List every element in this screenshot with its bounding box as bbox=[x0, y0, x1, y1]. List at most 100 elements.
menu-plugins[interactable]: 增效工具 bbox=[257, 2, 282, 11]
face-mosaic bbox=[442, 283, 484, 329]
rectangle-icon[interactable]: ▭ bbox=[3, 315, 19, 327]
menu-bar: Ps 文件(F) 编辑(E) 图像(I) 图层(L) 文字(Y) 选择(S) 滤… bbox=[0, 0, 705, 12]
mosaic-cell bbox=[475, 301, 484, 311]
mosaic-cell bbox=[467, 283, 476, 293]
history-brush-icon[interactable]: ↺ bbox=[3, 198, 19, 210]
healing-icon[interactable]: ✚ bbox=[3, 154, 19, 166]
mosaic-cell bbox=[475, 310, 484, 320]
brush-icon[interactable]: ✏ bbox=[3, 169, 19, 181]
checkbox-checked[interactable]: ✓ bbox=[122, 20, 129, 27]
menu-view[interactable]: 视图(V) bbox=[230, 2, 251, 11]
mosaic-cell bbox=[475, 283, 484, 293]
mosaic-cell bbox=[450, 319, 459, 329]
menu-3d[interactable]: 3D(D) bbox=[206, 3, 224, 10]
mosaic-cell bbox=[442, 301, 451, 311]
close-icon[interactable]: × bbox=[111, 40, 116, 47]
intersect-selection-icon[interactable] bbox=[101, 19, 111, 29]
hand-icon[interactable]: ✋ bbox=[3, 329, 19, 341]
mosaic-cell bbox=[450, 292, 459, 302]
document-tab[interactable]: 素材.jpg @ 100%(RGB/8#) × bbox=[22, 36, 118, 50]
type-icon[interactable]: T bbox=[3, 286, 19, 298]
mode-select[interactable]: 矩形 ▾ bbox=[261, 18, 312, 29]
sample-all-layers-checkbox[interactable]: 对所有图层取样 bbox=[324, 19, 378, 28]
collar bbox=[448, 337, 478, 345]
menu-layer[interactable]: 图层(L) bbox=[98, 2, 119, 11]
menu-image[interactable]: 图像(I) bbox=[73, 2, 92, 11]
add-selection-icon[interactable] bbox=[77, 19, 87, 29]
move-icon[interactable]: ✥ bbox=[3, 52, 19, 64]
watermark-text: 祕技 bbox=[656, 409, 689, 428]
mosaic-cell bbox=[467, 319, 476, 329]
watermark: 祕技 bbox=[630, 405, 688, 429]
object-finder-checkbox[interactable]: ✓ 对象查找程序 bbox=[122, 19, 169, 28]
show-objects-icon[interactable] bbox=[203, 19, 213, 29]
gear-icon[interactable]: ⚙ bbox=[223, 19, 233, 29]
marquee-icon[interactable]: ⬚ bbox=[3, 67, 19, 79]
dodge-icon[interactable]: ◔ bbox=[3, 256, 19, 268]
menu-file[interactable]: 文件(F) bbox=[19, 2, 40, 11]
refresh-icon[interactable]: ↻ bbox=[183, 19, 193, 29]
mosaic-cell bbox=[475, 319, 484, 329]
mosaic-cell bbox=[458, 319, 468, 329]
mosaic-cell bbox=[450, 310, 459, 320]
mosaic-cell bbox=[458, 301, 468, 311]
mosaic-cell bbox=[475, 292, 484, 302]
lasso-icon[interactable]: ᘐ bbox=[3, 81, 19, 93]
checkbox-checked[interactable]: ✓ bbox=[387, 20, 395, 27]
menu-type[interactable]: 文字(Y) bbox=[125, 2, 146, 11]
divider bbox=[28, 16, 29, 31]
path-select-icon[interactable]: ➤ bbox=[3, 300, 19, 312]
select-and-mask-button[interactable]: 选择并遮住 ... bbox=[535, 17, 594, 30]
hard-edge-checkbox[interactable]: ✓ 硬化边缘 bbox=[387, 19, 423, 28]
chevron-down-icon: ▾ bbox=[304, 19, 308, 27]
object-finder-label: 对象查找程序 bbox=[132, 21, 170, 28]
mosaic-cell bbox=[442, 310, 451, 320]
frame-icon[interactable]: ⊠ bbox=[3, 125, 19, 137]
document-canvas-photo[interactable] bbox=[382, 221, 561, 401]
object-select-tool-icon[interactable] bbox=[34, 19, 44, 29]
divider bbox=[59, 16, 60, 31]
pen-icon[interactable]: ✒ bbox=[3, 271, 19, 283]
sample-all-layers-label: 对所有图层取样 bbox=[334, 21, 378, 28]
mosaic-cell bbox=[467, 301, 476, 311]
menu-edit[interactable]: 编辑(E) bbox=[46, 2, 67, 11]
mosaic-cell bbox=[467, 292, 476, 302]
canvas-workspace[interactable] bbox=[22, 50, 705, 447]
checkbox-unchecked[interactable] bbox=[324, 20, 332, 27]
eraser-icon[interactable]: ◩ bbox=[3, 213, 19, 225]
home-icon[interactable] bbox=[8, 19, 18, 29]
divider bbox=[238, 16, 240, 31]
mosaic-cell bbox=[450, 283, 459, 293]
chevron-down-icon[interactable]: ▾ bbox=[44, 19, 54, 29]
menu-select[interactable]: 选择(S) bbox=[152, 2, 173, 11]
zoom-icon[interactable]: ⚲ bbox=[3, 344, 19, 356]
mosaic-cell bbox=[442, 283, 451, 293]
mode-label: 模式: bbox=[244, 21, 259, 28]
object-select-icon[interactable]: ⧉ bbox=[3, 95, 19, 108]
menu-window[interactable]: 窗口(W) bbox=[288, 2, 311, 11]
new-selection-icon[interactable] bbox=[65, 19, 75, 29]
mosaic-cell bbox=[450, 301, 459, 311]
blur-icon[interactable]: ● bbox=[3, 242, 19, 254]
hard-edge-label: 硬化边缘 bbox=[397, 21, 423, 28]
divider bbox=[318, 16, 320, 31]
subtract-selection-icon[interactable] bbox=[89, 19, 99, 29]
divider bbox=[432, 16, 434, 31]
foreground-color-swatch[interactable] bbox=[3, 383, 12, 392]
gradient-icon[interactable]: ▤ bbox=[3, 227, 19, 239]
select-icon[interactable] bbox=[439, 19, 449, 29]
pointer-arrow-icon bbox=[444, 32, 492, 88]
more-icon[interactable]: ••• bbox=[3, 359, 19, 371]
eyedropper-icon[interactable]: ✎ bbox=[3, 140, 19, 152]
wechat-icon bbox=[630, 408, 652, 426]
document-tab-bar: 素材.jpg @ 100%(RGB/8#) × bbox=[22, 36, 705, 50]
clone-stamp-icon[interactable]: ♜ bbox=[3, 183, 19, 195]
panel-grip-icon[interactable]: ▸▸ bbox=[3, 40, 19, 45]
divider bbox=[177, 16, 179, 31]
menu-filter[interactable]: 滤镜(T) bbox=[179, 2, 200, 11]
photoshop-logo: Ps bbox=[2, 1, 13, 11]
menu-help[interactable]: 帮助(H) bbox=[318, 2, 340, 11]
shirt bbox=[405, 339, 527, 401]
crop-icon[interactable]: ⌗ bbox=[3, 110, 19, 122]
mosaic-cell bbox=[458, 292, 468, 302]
-------
**Written instruction:** Reproduce each of the lines above word for word, in the same order.

**Complete answer:**
List every element in this screenshot with its bounding box as bbox=[x0, y0, x1, y1]. List at most 100 elements.
menu-plugins[interactable]: 增效工具 bbox=[257, 2, 282, 11]
face-mosaic bbox=[442, 283, 484, 329]
rectangle-icon[interactable]: ▭ bbox=[3, 315, 19, 327]
menu-bar: Ps 文件(F) 编辑(E) 图像(I) 图层(L) 文字(Y) 选择(S) 滤… bbox=[0, 0, 705, 12]
mosaic-cell bbox=[475, 301, 484, 311]
mosaic-cell bbox=[467, 283, 476, 293]
history-brush-icon[interactable]: ↺ bbox=[3, 198, 19, 210]
healing-icon[interactable]: ✚ bbox=[3, 154, 19, 166]
mosaic-cell bbox=[475, 310, 484, 320]
brush-icon[interactable]: ✏ bbox=[3, 169, 19, 181]
checkbox-checked[interactable]: ✓ bbox=[122, 20, 129, 27]
menu-view[interactable]: 视图(V) bbox=[230, 2, 251, 11]
mosaic-cell bbox=[475, 283, 484, 293]
mosaic-cell bbox=[450, 319, 459, 329]
menu-3d[interactable]: 3D(D) bbox=[206, 3, 224, 10]
mosaic-cell bbox=[442, 301, 451, 311]
close-icon[interactable]: × bbox=[111, 40, 116, 47]
intersect-selection-icon[interactable] bbox=[101, 19, 111, 29]
hand-icon[interactable]: ✋ bbox=[3, 329, 19, 341]
mosaic-cell bbox=[450, 292, 459, 302]
document-tab[interactable]: 素材.jpg @ 100%(RGB/8#) × bbox=[22, 36, 118, 50]
type-icon[interactable]: T bbox=[3, 286, 19, 298]
mode-select[interactable]: 矩形 ▾ bbox=[261, 18, 312, 29]
sample-all-layers-checkbox[interactable]: 对所有图层取样 bbox=[324, 19, 378, 28]
collar bbox=[448, 337, 478, 345]
menu-layer[interactable]: 图层(L) bbox=[98, 2, 119, 11]
menu-image[interactable]: 图像(I) bbox=[73, 2, 92, 11]
add-selection-icon[interactable] bbox=[77, 19, 87, 29]
move-icon[interactable]: ✥ bbox=[3, 52, 19, 64]
watermark-text: 祕技 bbox=[656, 409, 689, 428]
mosaic-cell bbox=[467, 319, 476, 329]
watermark: 祕技 bbox=[630, 405, 688, 429]
object-finder-checkbox[interactable]: ✓ 对象查找程序 bbox=[122, 19, 169, 28]
show-objects-icon[interactable] bbox=[203, 19, 213, 29]
gear-icon[interactable]: ⚙ bbox=[223, 19, 233, 29]
marquee-icon[interactable]: ⬚ bbox=[3, 67, 19, 79]
dodge-icon[interactable]: ◔ bbox=[3, 256, 19, 268]
menu-file[interactable]: 文件(F) bbox=[19, 2, 40, 11]
refresh-icon[interactable]: ↻ bbox=[183, 19, 193, 29]
mosaic-cell bbox=[475, 319, 484, 329]
mosaic-cell bbox=[458, 319, 468, 329]
mosaic-cell bbox=[450, 310, 459, 320]
mosaic-cell bbox=[458, 301, 468, 311]
mosaic-cell bbox=[475, 292, 484, 302]
lasso-icon[interactable]: ᘐ bbox=[3, 81, 19, 93]
checkbox-checked[interactable]: ✓ bbox=[387, 20, 395, 27]
menu-type[interactable]: 文字(Y) bbox=[125, 2, 146, 11]
divider bbox=[28, 16, 29, 31]
path-select-icon[interactable]: ➤ bbox=[3, 300, 19, 312]
select-and-mask-button[interactable]: 选择并遮住 ... bbox=[535, 17, 594, 30]
hard-edge-checkbox[interactable]: ✓ 硬化边缘 bbox=[387, 19, 423, 28]
chevron-down-icon: ▾ bbox=[304, 19, 308, 27]
object-finder-label: 对象查找程序 bbox=[132, 21, 170, 28]
mosaic-cell bbox=[442, 310, 451, 320]
frame-icon[interactable]: ⊠ bbox=[3, 125, 19, 137]
document-canvas-photo[interactable] bbox=[382, 221, 561, 401]
object-select-tool-icon[interactable] bbox=[34, 19, 44, 29]
divider bbox=[59, 16, 60, 31]
pen-icon[interactable]: ✒ bbox=[3, 271, 19, 283]
sample-all-layers-label: 对所有图层取样 bbox=[334, 21, 378, 28]
mosaic-cell bbox=[467, 301, 476, 311]
menu-edit[interactable]: 编辑(E) bbox=[46, 2, 67, 11]
mosaic-cell bbox=[467, 292, 476, 302]
canvas-workspace[interactable] bbox=[22, 50, 705, 447]
checkbox-unchecked[interactable] bbox=[324, 20, 332, 27]
eraser-icon[interactable]: ◩ bbox=[3, 213, 19, 225]
home-icon[interactable] bbox=[8, 19, 18, 29]
divider bbox=[238, 16, 240, 31]
mosaic-cell bbox=[450, 283, 459, 293]
chevron-down-icon[interactable]: ▾ bbox=[44, 19, 54, 29]
menu-select[interactable]: 选择(S) bbox=[152, 2, 173, 11]
zoom-icon[interactable]: ⚲ bbox=[3, 344, 19, 356]
mosaic-cell bbox=[442, 283, 451, 293]
mode-label: 模式: bbox=[244, 21, 259, 28]
object-select-icon[interactable]: ⧉ bbox=[3, 95, 19, 108]
menu-window[interactable]: 窗口(W) bbox=[288, 2, 311, 11]
new-selection-icon[interactable] bbox=[65, 19, 75, 29]
mosaic-cell bbox=[450, 301, 459, 311]
blur-icon[interactable]: ● bbox=[3, 242, 19, 254]
hard-edge-label: 硬化边缘 bbox=[397, 21, 423, 28]
divider bbox=[318, 16, 320, 31]
subtract-selection-icon[interactable] bbox=[89, 19, 99, 29]
divider bbox=[432, 16, 434, 31]
foreground-color-swatch[interactable] bbox=[3, 383, 12, 392]
gradient-icon[interactable]: ▤ bbox=[3, 227, 19, 239]
select-icon[interactable] bbox=[439, 19, 449, 29]
pointer-arrow-icon bbox=[444, 32, 492, 88]
more-icon[interactable]: ••• bbox=[3, 359, 19, 371]
eyedropper-icon[interactable]: ✎ bbox=[3, 140, 19, 152]
wechat-icon bbox=[630, 408, 652, 426]
document-tab-bar: 素材.jpg @ 100%(RGB/8#) × bbox=[22, 36, 705, 50]
clone-stamp-icon[interactable]: ♜ bbox=[3, 183, 19, 195]
panel-grip-icon[interactable]: ▸▸ bbox=[3, 40, 19, 45]
divider bbox=[177, 16, 179, 31]
menu-filter[interactable]: 滤镜(T) bbox=[179, 2, 200, 11]
photoshop-logo: Ps bbox=[2, 1, 13, 11]
menu-help[interactable]: 帮助(H) bbox=[318, 2, 340, 11]
shirt bbox=[405, 339, 527, 401]
crop-icon[interactable]: ⌗ bbox=[3, 110, 19, 122]
mosaic-cell bbox=[458, 292, 468, 302]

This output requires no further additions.